Task description:
Each of the entries should be retyped precisely as it appears.

• • • • •

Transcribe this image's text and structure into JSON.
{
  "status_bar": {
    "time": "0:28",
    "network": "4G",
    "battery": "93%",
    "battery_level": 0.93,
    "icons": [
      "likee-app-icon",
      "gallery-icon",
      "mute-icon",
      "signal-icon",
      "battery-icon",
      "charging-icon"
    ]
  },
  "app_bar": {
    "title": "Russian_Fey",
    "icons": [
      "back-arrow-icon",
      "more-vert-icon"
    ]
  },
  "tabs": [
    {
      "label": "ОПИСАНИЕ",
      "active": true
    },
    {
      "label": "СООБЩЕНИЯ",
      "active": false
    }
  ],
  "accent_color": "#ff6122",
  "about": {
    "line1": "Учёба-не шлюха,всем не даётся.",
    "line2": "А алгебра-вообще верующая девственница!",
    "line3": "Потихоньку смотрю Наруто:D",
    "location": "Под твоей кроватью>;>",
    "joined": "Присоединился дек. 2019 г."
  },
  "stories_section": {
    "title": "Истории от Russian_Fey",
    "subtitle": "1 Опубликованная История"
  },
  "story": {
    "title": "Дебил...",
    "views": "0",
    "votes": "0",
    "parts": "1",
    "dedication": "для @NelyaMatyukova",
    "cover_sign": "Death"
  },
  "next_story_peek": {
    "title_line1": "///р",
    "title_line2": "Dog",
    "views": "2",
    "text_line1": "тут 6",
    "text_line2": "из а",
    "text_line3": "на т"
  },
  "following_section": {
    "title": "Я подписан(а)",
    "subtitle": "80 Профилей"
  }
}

• • • • •

In response:
Transcribe this image's text and structure into JSON.
{
  "status_bar": {
    "time": "0:28",
    "network": "4G",
    "battery": "93%",
    "battery_level": 0.93,
    "icons": [
      "likee-app-icon",
      "gallery-icon",
      "mute-icon",
      "signal-icon",
      "battery-icon",
      "charging-icon"
    ]
  },
  "app_bar": {
    "title": "Russian_Fey",
    "icons": [
      "back-arrow-icon",
      "more-vert-icon"
    ]
  },
  "tabs": [
    {
      "label": "ОПИСАНИЕ",
      "active": true
    },
    {
      "label": "СООБЩЕНИЯ",
      "active": false
    }
  ],
  "accent_color": "#ff6122",
  "about": {
    "line1": "Учёба-не шлюха,всем не даётся.",
    "line2": "А алгебра-вообще верующая девственница!",
    "line3": "Потихоньку смотрю Наруто:D",
    "location": "Под твоей кроватью>;>",
    "joined": "Присоединился дек. 2019 г."
  },
  "stories_section": {
    "title": "Истории от Russian_Fey",
    "subtitle": "1 Опубликованная История"
  },
  "story": {
    "title": "Дебил...",
    "views": "0",
    "votes": "0",
    "parts": "1",
    "dedication": "для @NelyaMatyukova",
    "cover_sign": "Death"
  },
  "next_story_peek": {
    "title_line1": "///р",
    "title_line2": "Dog",
    "views": "2",
    "text_line1": "тут 6",
    "text_line2": "из а",
    "text_line3": "на т"
  },
  "following_section": {
    "title": "Я подписан(а)",
    "subtitle": "80 Профилей"
  }
}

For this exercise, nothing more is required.